* begin *

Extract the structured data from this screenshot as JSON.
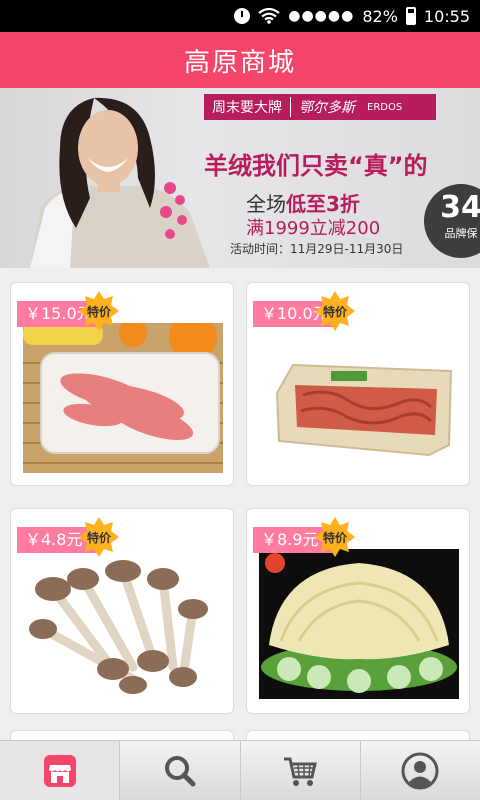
{
  "status_bar": {
    "signal": "●●●●●",
    "battery": "82%",
    "time": "10:55",
    "icons": [
      "alarm-clock-icon",
      "wifi-icon",
      "battery-icon"
    ]
  },
  "header": {
    "title": "高原商城"
  },
  "banner": {
    "brand_tag": "周末要大牌",
    "brand_name": "鄂尔多斯",
    "brand_en": "ERDOS",
    "headline": "羊绒我们只卖“真”的",
    "sale_line1_prefix": "全场",
    "sale_line1_highlight": "低至3折",
    "sale_line2": "满1999立减200",
    "dates": "活动时间：11月29日-11月30日",
    "circle_number": "34",
    "circle_text": "品牌保"
  },
  "products": [
    {
      "price": "￥15.0元",
      "badge": "特价",
      "image": "pork-strips-tray"
    },
    {
      "price": "￥10.0元",
      "badge": "特价",
      "image": "minced-meat-tray"
    },
    {
      "price": "￥4.8元",
      "badge": "特价",
      "image": "mushrooms"
    },
    {
      "price": "￥8.9元",
      "badge": "特价",
      "image": "abalone-slices-dish"
    }
  ],
  "bottom_nav": [
    {
      "id": "store",
      "icon": "storefront-icon",
      "active": true
    },
    {
      "id": "search",
      "icon": "search-icon",
      "active": false
    },
    {
      "id": "cart",
      "icon": "shopping-cart-icon",
      "active": false
    },
    {
      "id": "profile",
      "icon": "user-profile-icon",
      "active": false
    }
  ],
  "colors": {
    "accent": "#f5456b",
    "price_tag": "#ff7ba0",
    "badge": "#ffb21e",
    "banner_brand": "#b71c5c"
  }
}
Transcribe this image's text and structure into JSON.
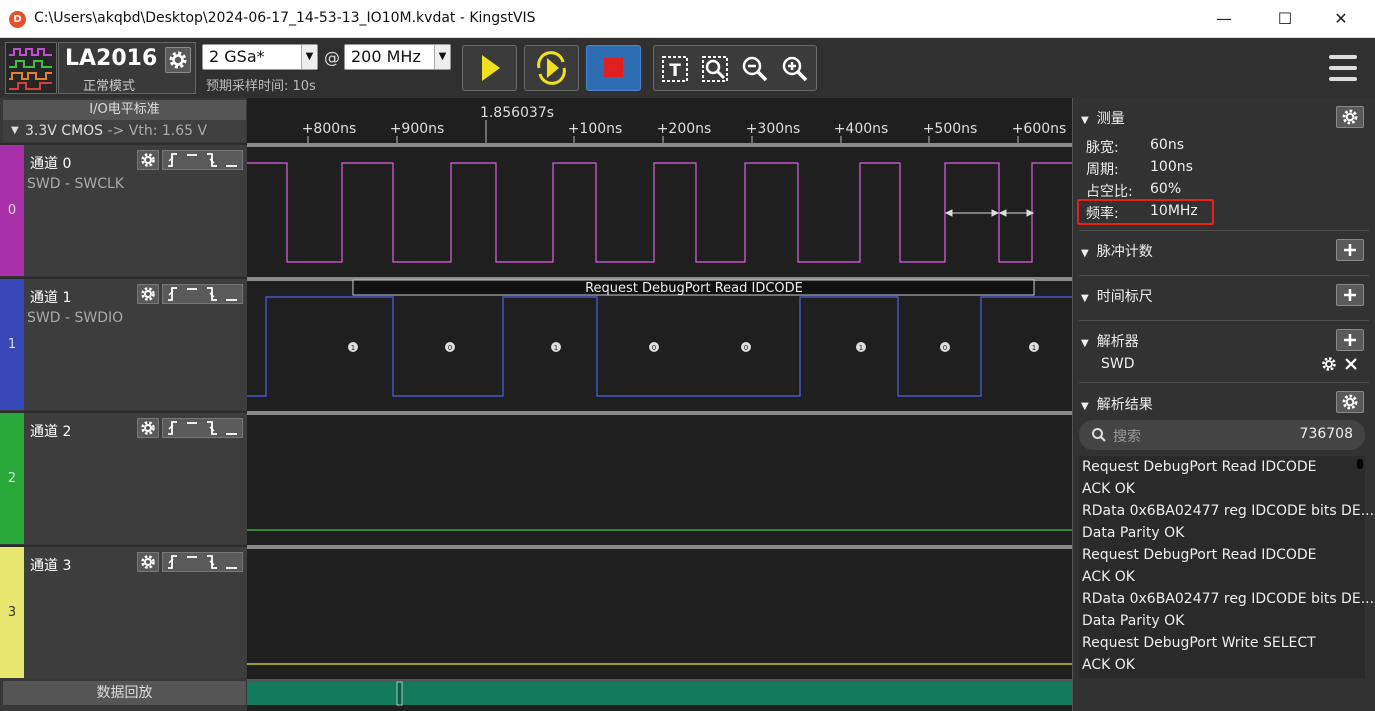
{
  "window": {
    "title": "C:\\Users\\akqbd\\Desktop\\2024-06-17_14-53-13_IO10M.kvdat - KingstVIS",
    "minimize": "—",
    "maximize": "☐",
    "close": "✕"
  },
  "device": {
    "name": "LA2016",
    "mode": "正常模式"
  },
  "sampling": {
    "rate": "2 GSa*",
    "at": "@",
    "freq": "200 MHz",
    "expected_time": "预期采样时间: 10s"
  },
  "io_level": {
    "header": "I/O电平标准",
    "standard": "3.3V CMOS",
    "vth": "-> Vth: 1.65 V"
  },
  "channels": [
    {
      "name": "通道 0",
      "protocol": "SWD - SWCLK",
      "index": "0",
      "color": "#c040c0",
      "wave_color": "#e060e0"
    },
    {
      "name": "通道 1",
      "protocol": "SWD - SWDIO",
      "index": "1",
      "color": "#4050c8",
      "wave_color": "#5060e8"
    },
    {
      "name": "通道 2",
      "protocol": "",
      "index": "2",
      "color": "#30a040",
      "wave_color": "#40c840"
    },
    {
      "name": "通道 3",
      "protocol": "",
      "index": "3",
      "color": "#d8d860",
      "wave_color": "#e0e040"
    }
  ],
  "timeline": {
    "cursor_time": "1.856037s",
    "ticks": [
      "+800ns",
      "+900ns",
      "+100ns",
      "+200ns",
      "+300ns",
      "+400ns",
      "+500ns",
      "+600ns"
    ]
  },
  "decode": {
    "frame_label": "Request DebugPort Read IDCODE",
    "bits": [
      "1",
      "0",
      "1",
      "0",
      "0",
      "1",
      "0",
      "1"
    ]
  },
  "playback_label": "数据回放",
  "measure": {
    "title": "测量",
    "rows": [
      {
        "label": "脉宽:",
        "value": "60ns"
      },
      {
        "label": "周期:",
        "value": "100ns"
      },
      {
        "label": "占空比:",
        "value": "60%"
      },
      {
        "label": "频率:",
        "value": "10MHz"
      }
    ]
  },
  "pulse_count": {
    "title": "脉冲计数"
  },
  "time_ruler": {
    "title": "时间标尺"
  },
  "analyzer": {
    "title": "解析器",
    "item": "SWD"
  },
  "results": {
    "title": "解析结果",
    "search_placeholder": "搜索",
    "count": "736708",
    "items": [
      "Request DebugPort Read IDCODE",
      "ACK OK",
      "RData 0x6BA02477 reg IDCODE bits DE...",
      "Data Parity OK",
      "Request DebugPort Read IDCODE",
      "ACK OK",
      "RData 0x6BA02477 reg IDCODE bits DE...",
      "Data Parity OK",
      "Request DebugPort Write SELECT",
      "ACK OK"
    ]
  }
}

* end *

• Work required: Copy every line of the data word for word, omitting the images.

• Response:
Extract the structured data from this screenshot as JSON.
{
  "status_bar": {
    "signal": "●●●●●",
    "battery": "82%",
    "time": "10:55",
    "icons": [
      "alarm-clock-icon",
      "wifi-icon",
      "battery-icon"
    ]
  },
  "header": {
    "title": "高原商城"
  },
  "banner": {
    "brand_tag": "周末要大牌",
    "brand_name": "鄂尔多斯",
    "brand_en": "ERDOS",
    "headline": "羊绒我们只卖“真”的",
    "sale_line1_prefix": "全场",
    "sale_line1_highlight": "低至3折",
    "sale_line2": "满1999立减200",
    "dates": "活动时间：11月29日-11月30日",
    "circle_number": "34",
    "circle_text": "品牌保"
  },
  "products": [
    {
      "price": "￥15.0元",
      "badge": "特价",
      "image": "pork-strips-tray"
    },
    {
      "price": "￥10.0元",
      "badge": "特价",
      "image": "minced-meat-tray"
    },
    {
      "price": "￥4.8元",
      "badge": "特价",
      "image": "mushrooms"
    },
    {
      "price": "￥8.9元",
      "badge": "特价",
      "image": "abalone-slices-dish"
    }
  ],
  "bottom_nav": [
    {
      "id": "store",
      "icon": "storefront-icon",
      "active": true
    },
    {
      "id": "search",
      "icon": "search-icon",
      "active": false
    },
    {
      "id": "cart",
      "icon": "shopping-cart-icon",
      "active": false
    },
    {
      "id": "profile",
      "icon": "user-profile-icon",
      "active": false
    }
  ],
  "colors": {
    "accent": "#f5456b",
    "price_tag": "#ff7ba0",
    "badge": "#ffb21e",
    "banner_brand": "#b71c5c"
  }
}
Transcribe this image's text and structure into JSON.
{
  "window": {
    "title": "C:\\Users\\akqbd\\Desktop\\2024-06-17_14-53-13_IO10M.kvdat - KingstVIS",
    "minimize": "—",
    "maximize": "☐",
    "close": "✕"
  },
  "device": {
    "name": "LA2016",
    "mode": "正常模式"
  },
  "sampling": {
    "rate": "2 GSa*",
    "at": "@",
    "freq": "200 MHz",
    "expected_time": "预期采样时间: 10s"
  },
  "io_level": {
    "header": "I/O电平标准",
    "standard": "3.3V CMOS",
    "vth": "-> Vth: 1.65 V"
  },
  "channels": [
    {
      "name": "通道 0",
      "protocol": "SWD - SWCLK",
      "index": "0",
      "color": "#c040c0",
      "wave_color": "#e060e0"
    },
    {
      "name": "通道 1",
      "protocol": "SWD - SWDIO",
      "index": "1",
      "color": "#4050c8",
      "wave_color": "#5060e8"
    },
    {
      "name": "通道 2",
      "protocol": "",
      "index": "2",
      "color": "#30a040",
      "wave_color": "#40c840"
    },
    {
      "name": "通道 3",
      "protocol": "",
      "index": "3",
      "color": "#d8d860",
      "wave_color": "#e0e040"
    }
  ],
  "timeline": {
    "cursor_time": "1.856037s",
    "ticks": [
      "+800ns",
      "+900ns",
      "+100ns",
      "+200ns",
      "+300ns",
      "+400ns",
      "+500ns",
      "+600ns"
    ]
  },
  "decode": {
    "frame_label": "Request DebugPort Read IDCODE",
    "bits": [
      "1",
      "0",
      "1",
      "0",
      "0",
      "1",
      "0",
      "1"
    ]
  },
  "playback_label": "数据回放",
  "measure": {
    "title": "测量",
    "rows": [
      {
        "label": "脉宽:",
        "value": "60ns"
      },
      {
        "label": "周期:",
        "value": "100ns"
      },
      {
        "label": "占空比:",
        "value": "60%"
      },
      {
        "label": "频率:",
        "value": "10MHz"
      }
    ]
  },
  "pulse_count": {
    "title": "脉冲计数"
  },
  "time_ruler": {
    "title": "时间标尺"
  },
  "analyzer": {
    "title": "解析器",
    "item": "SWD"
  },
  "results": {
    "title": "解析结果",
    "search_placeholder": "搜索",
    "count": "736708",
    "items": [
      "Request DebugPort Read IDCODE",
      "ACK OK",
      "RData 0x6BA02477 reg IDCODE bits DE...",
      "Data Parity OK",
      "Request DebugPort Read IDCODE",
      "ACK OK",
      "RData 0x6BA02477 reg IDCODE bits DE...",
      "Data Parity OK",
      "Request DebugPort Write SELECT",
      "ACK OK"
    ]
  }
}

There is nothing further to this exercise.